▶ TASK REQUIREMENTS: In the records below, pick out all lines containing the word "label".
>> start
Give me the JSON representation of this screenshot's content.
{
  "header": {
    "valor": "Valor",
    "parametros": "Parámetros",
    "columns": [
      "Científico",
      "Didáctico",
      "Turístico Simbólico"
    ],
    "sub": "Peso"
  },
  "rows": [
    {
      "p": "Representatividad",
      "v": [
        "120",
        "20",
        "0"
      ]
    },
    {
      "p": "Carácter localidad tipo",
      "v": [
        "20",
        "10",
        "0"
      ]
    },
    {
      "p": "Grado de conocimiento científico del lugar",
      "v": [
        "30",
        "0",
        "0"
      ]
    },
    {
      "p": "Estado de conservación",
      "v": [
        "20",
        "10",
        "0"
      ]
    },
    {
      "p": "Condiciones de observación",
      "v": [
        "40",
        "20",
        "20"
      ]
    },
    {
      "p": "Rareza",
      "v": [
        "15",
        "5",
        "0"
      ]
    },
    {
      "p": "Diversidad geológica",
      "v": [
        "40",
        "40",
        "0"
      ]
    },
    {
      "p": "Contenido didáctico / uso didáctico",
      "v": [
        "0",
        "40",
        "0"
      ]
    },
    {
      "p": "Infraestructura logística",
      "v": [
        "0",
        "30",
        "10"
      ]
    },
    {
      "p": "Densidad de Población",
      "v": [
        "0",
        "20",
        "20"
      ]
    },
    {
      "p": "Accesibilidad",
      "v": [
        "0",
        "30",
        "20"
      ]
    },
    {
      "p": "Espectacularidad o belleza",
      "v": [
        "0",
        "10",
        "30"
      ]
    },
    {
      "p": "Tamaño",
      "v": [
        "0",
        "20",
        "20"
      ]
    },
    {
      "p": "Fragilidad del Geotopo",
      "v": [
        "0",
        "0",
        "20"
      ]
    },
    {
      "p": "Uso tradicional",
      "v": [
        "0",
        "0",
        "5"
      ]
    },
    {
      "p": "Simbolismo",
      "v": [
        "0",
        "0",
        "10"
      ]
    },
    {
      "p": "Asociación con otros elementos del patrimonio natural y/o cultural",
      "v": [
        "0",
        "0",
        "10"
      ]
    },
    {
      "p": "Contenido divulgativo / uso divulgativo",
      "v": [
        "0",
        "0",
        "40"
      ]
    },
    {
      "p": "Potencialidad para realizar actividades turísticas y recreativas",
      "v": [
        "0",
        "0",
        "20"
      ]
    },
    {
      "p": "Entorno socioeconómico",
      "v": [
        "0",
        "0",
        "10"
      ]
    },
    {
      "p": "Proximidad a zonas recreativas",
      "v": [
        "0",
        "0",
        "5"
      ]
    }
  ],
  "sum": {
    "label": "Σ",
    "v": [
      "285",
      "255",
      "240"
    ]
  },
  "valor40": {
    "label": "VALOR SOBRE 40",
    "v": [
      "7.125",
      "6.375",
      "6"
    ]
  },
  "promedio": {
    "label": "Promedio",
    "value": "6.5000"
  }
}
>> end
▶ FULL RESPONSE:
    "label": "Σ",
    "label": "VALOR SOBRE 40",
    "label": "Promedio",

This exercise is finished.